◆ **EXERCISE REQUIREMENTS**: State how many lines of the records below contain the string "Шинник", matching case exactly, and reply with that number alone.

::: DATASET RECORDS

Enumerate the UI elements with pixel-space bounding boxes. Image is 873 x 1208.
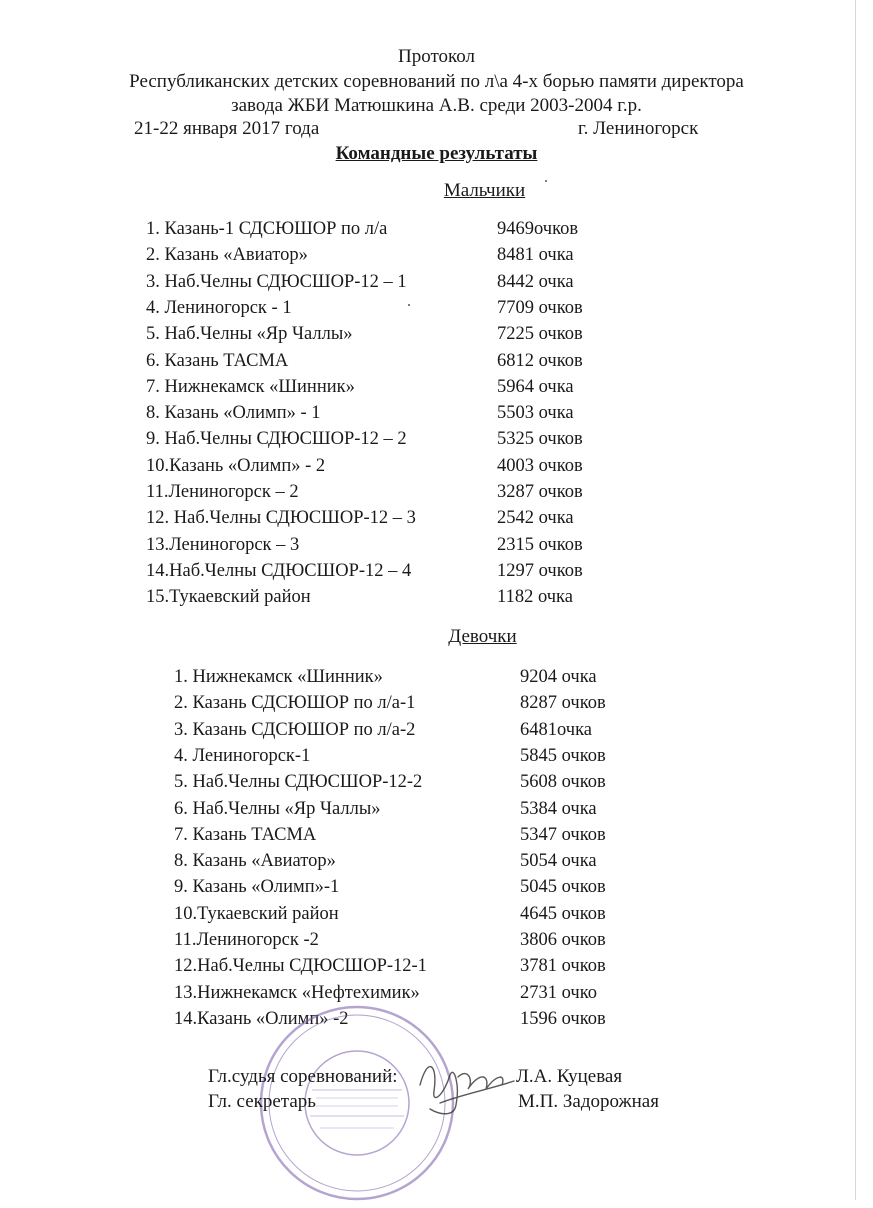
result-row [146,324,666,350]
result-row [174,877,694,903]
team-name: 12. Наб.Челны СДЮСШОР-12 – 3 [146,508,416,529]
team-name: 7. Казань ТАСМА [174,824,317,845]
team-name: 15.Тукаевский район [146,587,311,608]
result-row [174,956,694,982]
team-name: 3. Казань СДСЮШОР по л/а-2 [174,719,416,740]
chief-judge-label: Гл.судья соревнований: [208,1066,398,1087]
team-score: 3287 очков [497,482,583,502]
team-score: 1596 очков [520,1008,606,1029]
team-name: 4. Лениногорск - 1 [146,297,292,318]
team-name: 8. Казань «Олимп» - 1 [146,403,321,424]
result-row [146,508,666,534]
team-name: 3. Наб.Челны СДЮСШОР-12 – 1 [146,271,407,292]
result-row [146,456,666,482]
team-name: 8. Казань «Авиатор» [174,851,336,872]
team-score: 5845 очков [520,745,606,766]
team-score: 8287 очков [520,693,606,714]
girls-heading: Девочки [448,626,517,647]
result-row [146,429,666,455]
team-score: 3806 очков [520,930,606,950]
team-name: 14.Наб.Челны СДЮСШОР-12 – 4 [146,560,412,581]
team-score: 7709 очков [497,297,583,318]
result-row [174,851,694,877]
team-score: 5054 очка [520,851,597,872]
result-row [146,272,666,298]
result-row [174,904,694,930]
result-row [174,667,694,693]
result-row [174,930,694,956]
doc-heading-line2: завода ЖБИ Матюшкина А.В. среди 2003-2004 г.р. [231,95,642,116]
team-score: 5045 очков [520,877,606,898]
team-score: 2731 очко [520,982,597,1003]
team-score: 2542 очка [497,508,574,529]
chief-secretary-label: Гл. секретарь [208,1091,316,1112]
team-score: 1297 очков [497,560,583,581]
doc-heading-line1: Республиканских детских соревнований по л\а 4-х борью памяти директора [129,71,744,92]
event-place: г. Лениногорск [578,118,699,139]
result-row [146,403,666,429]
result-row [174,746,694,772]
team-score: 2315 очков [497,534,583,555]
team-score: 5325 очков [497,429,583,450]
result-row [146,587,666,613]
team-name: 1. Казань-1 СДСЮШОР по л/а [146,219,388,239]
event-date: 21-22 января 2017 года [134,118,320,139]
team-score: 1182 очка [497,587,573,608]
team-score: 5608 очков [520,772,606,793]
team-name: 6. Казань ТАСМА [146,350,289,371]
result-row [174,799,694,825]
team-name: 10.Казань «Олимп» - 2 [146,455,326,476]
team-name: 14.Казань «Олимп» -2 [174,1008,349,1029]
result-row [174,825,694,851]
boys-heading: Мальчики [443,180,526,201]
result-row [146,245,666,271]
result-row [146,561,666,587]
team-score: 6481очка [520,719,592,740]
section-subtitle: Командные результаты [335,143,538,164]
team-name: 7. Нижнекамск «Шинник» [146,376,355,397]
result-row [146,535,666,561]
doc-title: Протокол [397,46,476,67]
result-row [146,219,666,245]
team-name: 13.Нижнекамск «Нефтехимик» [174,982,420,1003]
team-name: 5. Наб.Челны «Яр Чаллы» [146,324,353,345]
team-name: 1. Нижнекамск «Шинник» [174,667,383,687]
team-score: 4645 очков [520,903,606,924]
team-name: 12.Наб.Челны СДЮСШОР-12-1 [174,956,427,977]
result-row [174,772,694,798]
team-score: 5384 очка [520,798,597,819]
team-name: 13.Лениногорск – 3 [146,534,300,555]
team-name: 5. Наб.Челны СДЮСШОР-12-2 [174,772,423,793]
result-row [174,693,694,719]
team-score: 4003 очков [497,455,583,476]
team-name: 11.Лениногорск -2 [174,930,319,950]
team-name: 6. Наб.Челны «Яр Чаллы» [174,798,381,819]
team-score: 5964 очка [497,376,574,397]
team-name: 11.Лениногорск – 2 [146,482,299,502]
team-score: 6812 очков [497,350,583,371]
result-row [146,377,666,403]
team-name: 2. Казань СДСЮШОР по л/а-1 [174,693,416,714]
result-row [146,298,666,324]
team-name: 9. Казань «Олимп»-1 [174,877,340,898]
team-score: 5347 очков [520,824,606,845]
result-row [146,351,666,377]
team-score: 5503 очка [497,403,574,424]
team-score: 9204 очка [520,667,597,687]
team-score: 3781 очков [520,956,606,977]
chief-judge-name: Л.А. Куцевая [516,1066,623,1087]
team-score: 9469очков [497,219,579,239]
team-score: 8481 очка [497,245,574,266]
team-score: 7225 очков [497,324,583,345]
result-row [146,482,666,508]
team-name: 10.Тукаевский район [174,903,339,924]
result-row [174,720,694,746]
team-name: 2. Казань «Авиатор» [146,245,308,266]
team-name: 4. Лениногорск-1 [174,745,311,766]
chief-secretary-name: М.П. Задорожная [518,1091,659,1112]
handwritten-signature [410,1045,520,1125]
team-score: 8442 очка [497,271,574,292]
team-name: 9. Наб.Челны СДЮСШОР-12 – 2 [146,429,407,450]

::::::

◆ **ANSWER TO THE EXERCISE**: 2